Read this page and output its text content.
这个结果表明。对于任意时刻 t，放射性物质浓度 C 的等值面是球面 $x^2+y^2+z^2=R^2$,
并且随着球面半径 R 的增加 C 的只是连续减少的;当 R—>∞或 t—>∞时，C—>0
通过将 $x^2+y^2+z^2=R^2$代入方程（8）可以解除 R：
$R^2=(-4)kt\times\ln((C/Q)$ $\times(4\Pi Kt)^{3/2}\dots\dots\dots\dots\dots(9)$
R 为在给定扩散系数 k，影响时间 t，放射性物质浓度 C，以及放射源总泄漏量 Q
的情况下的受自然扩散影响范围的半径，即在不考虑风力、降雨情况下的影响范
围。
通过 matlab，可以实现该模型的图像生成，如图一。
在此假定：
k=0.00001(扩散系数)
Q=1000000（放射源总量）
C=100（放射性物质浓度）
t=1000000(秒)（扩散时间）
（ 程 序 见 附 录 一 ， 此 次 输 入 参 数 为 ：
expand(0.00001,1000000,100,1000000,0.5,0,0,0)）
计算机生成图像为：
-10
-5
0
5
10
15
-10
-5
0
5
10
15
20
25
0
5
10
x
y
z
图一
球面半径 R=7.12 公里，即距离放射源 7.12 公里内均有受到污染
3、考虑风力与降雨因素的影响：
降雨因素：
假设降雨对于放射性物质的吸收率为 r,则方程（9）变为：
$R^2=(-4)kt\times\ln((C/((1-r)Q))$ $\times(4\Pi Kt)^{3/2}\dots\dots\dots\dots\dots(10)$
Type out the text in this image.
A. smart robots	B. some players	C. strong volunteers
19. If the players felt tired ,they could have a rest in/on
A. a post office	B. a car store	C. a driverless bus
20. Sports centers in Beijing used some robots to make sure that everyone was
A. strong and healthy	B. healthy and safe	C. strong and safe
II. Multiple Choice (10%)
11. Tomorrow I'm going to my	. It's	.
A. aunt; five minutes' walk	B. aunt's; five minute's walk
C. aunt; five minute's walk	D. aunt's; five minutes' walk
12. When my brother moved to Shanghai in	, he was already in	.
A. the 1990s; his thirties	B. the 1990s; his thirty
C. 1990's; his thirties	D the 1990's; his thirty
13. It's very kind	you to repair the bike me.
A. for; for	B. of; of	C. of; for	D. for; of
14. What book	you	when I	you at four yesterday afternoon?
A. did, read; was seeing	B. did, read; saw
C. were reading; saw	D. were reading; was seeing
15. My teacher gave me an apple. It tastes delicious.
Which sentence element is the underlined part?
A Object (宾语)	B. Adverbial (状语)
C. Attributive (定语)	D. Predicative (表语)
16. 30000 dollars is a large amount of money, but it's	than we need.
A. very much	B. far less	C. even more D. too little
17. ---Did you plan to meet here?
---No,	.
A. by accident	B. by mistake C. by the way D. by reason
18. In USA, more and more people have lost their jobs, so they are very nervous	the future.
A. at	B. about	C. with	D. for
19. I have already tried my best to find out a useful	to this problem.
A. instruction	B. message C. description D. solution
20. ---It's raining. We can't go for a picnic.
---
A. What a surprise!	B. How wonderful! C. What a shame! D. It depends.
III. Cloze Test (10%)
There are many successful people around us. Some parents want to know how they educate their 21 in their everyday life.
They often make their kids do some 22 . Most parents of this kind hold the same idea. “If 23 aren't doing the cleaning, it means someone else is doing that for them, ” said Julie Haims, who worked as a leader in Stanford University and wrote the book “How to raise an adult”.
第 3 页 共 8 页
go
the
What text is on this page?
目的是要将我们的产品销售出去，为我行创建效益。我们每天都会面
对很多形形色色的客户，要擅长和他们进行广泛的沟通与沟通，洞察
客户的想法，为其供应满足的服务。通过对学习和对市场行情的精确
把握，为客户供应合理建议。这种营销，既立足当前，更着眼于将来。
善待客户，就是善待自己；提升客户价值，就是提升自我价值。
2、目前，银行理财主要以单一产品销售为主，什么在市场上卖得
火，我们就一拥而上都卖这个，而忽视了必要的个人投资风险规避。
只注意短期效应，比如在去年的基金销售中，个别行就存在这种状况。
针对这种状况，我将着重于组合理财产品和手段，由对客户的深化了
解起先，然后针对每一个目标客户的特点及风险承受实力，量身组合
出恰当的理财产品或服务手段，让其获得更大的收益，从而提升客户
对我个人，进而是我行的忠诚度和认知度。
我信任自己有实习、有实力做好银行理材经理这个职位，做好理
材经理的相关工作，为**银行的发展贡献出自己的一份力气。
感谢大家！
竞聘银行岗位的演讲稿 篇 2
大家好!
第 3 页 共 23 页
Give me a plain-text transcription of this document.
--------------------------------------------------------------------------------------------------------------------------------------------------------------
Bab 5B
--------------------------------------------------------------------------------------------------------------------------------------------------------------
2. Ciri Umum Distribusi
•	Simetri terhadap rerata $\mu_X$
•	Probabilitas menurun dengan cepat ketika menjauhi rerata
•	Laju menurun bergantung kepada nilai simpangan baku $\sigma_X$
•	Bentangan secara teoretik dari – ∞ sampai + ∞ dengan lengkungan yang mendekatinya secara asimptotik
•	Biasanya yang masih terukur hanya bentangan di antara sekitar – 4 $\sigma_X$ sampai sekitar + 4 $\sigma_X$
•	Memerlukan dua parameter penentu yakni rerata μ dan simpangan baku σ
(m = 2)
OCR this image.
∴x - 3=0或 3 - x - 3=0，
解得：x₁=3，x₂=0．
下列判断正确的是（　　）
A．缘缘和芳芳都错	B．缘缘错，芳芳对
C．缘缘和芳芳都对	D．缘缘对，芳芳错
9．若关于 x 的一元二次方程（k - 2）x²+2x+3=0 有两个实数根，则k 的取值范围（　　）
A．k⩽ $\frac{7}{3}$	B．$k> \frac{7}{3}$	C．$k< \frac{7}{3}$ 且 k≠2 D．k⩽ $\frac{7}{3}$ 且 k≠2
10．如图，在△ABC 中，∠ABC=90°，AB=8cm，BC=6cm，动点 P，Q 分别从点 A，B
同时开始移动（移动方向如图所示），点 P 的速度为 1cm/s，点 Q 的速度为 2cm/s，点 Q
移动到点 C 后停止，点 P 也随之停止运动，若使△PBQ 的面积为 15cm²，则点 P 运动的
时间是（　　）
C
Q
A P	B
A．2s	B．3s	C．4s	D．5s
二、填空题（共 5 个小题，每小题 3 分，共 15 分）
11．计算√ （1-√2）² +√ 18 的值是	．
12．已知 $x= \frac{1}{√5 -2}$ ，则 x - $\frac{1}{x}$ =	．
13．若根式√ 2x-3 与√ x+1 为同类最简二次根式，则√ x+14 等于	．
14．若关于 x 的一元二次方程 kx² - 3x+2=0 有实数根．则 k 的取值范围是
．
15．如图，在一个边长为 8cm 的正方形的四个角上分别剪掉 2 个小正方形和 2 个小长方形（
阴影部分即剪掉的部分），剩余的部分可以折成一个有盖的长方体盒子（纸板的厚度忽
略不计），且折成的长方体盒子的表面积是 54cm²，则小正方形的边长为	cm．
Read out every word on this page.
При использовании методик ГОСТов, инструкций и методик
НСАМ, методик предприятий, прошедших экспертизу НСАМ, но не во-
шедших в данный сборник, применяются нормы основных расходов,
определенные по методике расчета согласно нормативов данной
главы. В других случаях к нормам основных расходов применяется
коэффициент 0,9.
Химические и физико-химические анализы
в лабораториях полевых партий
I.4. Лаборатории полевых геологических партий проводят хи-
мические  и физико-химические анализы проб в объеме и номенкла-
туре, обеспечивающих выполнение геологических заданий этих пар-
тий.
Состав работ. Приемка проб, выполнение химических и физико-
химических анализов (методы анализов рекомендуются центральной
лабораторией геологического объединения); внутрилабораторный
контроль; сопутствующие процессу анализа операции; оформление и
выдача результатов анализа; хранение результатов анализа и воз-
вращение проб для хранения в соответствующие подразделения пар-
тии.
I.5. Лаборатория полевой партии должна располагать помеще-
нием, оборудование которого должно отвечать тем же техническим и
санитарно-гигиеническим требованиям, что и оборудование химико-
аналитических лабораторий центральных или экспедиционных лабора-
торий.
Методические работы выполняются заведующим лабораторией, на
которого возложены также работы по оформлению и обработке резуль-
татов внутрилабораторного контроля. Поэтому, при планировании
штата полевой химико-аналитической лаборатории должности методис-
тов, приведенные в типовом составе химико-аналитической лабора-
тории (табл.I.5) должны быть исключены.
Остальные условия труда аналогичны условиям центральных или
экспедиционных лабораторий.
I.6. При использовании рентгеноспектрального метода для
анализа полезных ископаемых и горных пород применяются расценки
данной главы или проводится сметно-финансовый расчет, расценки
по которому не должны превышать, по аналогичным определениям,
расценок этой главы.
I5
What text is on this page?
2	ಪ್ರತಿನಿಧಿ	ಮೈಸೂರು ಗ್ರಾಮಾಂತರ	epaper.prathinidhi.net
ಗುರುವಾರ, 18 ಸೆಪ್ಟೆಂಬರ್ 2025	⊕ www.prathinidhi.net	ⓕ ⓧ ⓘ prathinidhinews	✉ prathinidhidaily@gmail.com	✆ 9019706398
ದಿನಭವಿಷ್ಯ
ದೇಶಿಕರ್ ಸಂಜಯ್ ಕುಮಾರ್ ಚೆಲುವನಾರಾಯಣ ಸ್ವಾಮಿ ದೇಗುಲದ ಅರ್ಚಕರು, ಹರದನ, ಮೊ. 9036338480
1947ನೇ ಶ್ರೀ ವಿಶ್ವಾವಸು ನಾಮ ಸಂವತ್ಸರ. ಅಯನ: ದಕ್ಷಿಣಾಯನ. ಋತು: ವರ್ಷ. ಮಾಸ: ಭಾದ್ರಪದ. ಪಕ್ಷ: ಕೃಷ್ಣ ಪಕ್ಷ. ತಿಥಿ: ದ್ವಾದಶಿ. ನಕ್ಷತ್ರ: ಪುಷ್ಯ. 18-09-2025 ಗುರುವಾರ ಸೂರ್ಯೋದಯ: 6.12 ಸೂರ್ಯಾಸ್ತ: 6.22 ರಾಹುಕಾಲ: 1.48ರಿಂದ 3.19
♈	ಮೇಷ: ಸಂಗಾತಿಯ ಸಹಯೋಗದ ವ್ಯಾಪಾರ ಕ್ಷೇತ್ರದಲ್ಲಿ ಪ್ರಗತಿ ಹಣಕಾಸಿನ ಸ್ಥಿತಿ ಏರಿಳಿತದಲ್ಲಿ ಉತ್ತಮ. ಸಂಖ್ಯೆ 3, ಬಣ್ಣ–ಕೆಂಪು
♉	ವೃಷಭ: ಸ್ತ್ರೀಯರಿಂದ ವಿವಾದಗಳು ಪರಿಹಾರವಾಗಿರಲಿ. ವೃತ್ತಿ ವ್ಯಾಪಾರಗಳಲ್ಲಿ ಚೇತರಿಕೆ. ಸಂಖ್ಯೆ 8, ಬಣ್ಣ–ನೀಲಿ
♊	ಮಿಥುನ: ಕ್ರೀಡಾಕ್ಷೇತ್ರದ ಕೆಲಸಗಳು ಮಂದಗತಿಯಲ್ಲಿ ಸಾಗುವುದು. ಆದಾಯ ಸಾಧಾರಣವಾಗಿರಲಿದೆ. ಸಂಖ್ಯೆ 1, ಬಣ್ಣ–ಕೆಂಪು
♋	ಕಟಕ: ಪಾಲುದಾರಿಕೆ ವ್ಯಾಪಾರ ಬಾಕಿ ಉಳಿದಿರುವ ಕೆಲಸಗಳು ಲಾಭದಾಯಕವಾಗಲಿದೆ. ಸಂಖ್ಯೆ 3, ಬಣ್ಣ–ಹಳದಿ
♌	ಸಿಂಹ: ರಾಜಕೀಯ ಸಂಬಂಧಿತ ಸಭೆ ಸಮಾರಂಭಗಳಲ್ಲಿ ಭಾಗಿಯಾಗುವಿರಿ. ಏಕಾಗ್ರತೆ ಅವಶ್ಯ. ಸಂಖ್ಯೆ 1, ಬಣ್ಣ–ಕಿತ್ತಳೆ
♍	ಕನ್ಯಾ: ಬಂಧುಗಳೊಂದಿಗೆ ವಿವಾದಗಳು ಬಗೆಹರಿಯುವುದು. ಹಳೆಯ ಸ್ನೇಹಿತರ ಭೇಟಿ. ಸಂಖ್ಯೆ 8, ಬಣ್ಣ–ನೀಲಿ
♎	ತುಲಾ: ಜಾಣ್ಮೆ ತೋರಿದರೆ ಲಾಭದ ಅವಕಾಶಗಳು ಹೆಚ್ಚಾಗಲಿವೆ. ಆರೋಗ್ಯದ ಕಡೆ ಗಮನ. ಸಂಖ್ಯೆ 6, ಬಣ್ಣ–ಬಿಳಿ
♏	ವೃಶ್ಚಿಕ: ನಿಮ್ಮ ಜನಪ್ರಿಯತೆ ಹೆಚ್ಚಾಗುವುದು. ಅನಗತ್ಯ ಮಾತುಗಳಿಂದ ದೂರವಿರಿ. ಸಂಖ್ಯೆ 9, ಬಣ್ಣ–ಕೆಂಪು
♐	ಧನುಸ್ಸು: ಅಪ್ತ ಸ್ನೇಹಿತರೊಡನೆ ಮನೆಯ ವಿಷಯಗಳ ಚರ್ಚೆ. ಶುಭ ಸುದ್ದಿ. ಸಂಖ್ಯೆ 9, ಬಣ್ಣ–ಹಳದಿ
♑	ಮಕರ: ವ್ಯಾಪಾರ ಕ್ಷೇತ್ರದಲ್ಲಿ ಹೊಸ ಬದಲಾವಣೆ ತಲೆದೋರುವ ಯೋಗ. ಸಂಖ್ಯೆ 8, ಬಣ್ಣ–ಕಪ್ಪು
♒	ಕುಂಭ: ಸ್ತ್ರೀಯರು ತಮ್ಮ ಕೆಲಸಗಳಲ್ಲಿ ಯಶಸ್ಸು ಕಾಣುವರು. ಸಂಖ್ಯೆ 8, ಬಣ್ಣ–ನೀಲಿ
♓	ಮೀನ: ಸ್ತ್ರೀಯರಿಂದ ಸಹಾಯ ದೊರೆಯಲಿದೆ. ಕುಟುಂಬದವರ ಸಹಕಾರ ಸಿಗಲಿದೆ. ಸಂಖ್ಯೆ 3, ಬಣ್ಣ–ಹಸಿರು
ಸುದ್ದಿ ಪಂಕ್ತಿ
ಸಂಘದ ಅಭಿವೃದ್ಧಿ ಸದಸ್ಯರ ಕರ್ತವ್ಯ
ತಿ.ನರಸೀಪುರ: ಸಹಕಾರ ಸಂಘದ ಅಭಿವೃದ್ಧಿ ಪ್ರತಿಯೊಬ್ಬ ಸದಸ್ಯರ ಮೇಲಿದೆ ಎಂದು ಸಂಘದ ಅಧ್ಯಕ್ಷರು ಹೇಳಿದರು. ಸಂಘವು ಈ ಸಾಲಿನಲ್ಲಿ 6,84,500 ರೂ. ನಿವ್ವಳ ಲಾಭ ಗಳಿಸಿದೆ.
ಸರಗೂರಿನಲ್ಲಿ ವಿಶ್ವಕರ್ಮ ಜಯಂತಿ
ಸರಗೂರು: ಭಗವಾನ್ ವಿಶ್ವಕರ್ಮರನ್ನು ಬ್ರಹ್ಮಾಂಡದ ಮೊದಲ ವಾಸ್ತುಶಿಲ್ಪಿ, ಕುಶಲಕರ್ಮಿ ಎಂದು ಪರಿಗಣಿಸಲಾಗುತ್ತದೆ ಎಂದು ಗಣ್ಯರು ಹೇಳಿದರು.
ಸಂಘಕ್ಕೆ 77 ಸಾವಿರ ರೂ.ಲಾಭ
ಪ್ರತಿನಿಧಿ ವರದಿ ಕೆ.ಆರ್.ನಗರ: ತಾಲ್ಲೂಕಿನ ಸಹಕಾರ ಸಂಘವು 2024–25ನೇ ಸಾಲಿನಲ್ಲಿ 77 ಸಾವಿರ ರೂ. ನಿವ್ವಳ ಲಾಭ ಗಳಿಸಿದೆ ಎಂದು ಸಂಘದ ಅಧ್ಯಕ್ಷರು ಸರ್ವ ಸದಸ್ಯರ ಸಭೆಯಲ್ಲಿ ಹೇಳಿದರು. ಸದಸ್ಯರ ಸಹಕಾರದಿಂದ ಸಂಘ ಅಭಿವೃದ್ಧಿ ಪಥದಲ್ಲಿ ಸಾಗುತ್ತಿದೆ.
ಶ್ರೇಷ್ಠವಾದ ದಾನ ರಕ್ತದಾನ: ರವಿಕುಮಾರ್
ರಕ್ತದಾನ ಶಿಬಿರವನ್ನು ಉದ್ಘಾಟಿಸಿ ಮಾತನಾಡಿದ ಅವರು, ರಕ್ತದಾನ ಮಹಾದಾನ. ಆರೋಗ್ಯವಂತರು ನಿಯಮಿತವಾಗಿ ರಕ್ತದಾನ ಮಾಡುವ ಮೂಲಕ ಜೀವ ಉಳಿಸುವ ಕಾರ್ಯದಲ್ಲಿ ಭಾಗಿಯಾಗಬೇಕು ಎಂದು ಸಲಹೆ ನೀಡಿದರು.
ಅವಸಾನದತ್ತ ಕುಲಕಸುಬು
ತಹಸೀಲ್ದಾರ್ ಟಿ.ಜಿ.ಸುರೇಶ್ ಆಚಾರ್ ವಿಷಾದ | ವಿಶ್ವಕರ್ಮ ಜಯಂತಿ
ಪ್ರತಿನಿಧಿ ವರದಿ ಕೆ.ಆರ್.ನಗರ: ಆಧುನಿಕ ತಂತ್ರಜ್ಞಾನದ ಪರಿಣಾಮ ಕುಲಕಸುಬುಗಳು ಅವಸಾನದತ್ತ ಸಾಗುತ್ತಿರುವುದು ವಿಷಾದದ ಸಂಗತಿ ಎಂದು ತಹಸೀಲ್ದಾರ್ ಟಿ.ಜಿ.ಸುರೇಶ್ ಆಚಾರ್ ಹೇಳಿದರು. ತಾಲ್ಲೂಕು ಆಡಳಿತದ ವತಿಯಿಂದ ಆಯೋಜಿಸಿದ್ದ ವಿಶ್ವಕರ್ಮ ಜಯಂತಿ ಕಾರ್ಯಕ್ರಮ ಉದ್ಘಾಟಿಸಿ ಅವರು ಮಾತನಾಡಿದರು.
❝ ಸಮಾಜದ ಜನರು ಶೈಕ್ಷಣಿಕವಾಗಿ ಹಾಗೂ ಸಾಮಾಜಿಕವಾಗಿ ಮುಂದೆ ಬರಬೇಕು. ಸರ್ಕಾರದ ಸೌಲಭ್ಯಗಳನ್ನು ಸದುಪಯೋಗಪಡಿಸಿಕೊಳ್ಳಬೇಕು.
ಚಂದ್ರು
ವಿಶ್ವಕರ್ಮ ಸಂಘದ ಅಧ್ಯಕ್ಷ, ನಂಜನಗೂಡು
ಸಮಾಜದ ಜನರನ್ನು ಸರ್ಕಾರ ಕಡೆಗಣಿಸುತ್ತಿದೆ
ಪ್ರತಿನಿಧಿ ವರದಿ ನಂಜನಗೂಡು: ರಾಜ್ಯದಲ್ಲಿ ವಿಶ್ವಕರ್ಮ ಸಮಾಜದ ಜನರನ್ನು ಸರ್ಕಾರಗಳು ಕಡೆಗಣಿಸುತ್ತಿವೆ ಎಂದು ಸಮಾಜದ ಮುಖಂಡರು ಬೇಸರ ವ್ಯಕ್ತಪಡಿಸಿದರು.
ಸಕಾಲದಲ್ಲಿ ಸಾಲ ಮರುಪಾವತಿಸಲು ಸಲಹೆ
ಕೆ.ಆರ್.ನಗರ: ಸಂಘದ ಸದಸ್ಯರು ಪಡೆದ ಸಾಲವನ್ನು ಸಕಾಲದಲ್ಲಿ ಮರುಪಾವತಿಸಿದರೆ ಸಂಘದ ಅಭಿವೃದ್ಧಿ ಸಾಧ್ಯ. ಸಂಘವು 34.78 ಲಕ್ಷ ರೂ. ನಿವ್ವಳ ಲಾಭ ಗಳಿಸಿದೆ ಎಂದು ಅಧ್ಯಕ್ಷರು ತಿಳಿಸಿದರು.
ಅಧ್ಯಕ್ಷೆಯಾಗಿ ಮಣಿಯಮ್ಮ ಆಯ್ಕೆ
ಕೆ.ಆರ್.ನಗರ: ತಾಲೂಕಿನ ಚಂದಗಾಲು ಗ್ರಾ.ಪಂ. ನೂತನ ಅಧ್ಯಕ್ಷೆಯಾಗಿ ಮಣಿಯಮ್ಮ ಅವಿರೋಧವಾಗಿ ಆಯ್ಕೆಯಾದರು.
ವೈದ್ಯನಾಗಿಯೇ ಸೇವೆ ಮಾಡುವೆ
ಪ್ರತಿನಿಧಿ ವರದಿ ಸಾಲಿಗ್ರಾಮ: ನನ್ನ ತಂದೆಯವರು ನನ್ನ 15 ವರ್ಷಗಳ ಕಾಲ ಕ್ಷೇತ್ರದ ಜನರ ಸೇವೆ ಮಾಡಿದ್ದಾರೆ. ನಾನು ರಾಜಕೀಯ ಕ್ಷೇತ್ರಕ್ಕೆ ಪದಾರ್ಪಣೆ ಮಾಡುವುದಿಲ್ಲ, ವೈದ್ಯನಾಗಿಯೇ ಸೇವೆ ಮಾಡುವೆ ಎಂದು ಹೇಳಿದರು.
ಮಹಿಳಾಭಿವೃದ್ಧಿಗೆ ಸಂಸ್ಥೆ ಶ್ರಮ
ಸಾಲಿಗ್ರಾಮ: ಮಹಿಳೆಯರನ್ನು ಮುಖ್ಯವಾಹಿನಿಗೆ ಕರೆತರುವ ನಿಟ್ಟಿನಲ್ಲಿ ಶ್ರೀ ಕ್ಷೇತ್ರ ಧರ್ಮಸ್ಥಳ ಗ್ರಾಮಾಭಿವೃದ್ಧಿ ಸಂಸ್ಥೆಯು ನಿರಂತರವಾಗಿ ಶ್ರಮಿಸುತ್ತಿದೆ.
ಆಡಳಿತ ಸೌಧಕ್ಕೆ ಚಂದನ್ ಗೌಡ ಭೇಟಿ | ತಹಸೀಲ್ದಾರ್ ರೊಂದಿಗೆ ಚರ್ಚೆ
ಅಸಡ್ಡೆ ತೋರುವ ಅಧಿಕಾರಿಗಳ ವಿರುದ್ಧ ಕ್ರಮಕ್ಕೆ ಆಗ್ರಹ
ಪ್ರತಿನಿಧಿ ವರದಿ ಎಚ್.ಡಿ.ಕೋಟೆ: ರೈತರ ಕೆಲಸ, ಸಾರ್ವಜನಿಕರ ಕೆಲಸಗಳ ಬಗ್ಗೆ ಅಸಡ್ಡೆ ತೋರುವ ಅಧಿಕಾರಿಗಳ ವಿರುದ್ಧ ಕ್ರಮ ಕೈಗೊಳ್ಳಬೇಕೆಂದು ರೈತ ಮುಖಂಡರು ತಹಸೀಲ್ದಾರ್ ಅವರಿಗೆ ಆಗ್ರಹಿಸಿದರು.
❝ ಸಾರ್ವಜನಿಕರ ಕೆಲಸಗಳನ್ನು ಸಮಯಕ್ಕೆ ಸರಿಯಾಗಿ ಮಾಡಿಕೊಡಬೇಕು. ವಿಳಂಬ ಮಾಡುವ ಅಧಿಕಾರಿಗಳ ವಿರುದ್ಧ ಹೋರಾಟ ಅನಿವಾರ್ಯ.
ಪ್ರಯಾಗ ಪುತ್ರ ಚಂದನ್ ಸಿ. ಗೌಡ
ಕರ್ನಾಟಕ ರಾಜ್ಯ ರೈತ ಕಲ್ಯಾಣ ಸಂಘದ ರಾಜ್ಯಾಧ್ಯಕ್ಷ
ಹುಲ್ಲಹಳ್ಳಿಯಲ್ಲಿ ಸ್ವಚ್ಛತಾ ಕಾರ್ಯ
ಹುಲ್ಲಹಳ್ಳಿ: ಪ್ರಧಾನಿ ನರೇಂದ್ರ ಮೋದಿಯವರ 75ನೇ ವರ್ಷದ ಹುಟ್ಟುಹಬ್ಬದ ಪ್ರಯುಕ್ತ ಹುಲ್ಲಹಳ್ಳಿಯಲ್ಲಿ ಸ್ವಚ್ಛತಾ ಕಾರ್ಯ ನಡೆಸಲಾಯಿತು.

# Exercise objective:
Return every line containing "dots".

# Correct output:
$R^2=(-4)kt\times\ln((C/Q)$ $\times(4\Pi Kt)^{3/2}\dots\dots\dots\dots\dots(9)$
$R^2=(-4)kt\times\ln((C/((1-r)Q))$ $\times(4\Pi Kt)^{3/2}\dots\dots\dots\dots\dots(10)$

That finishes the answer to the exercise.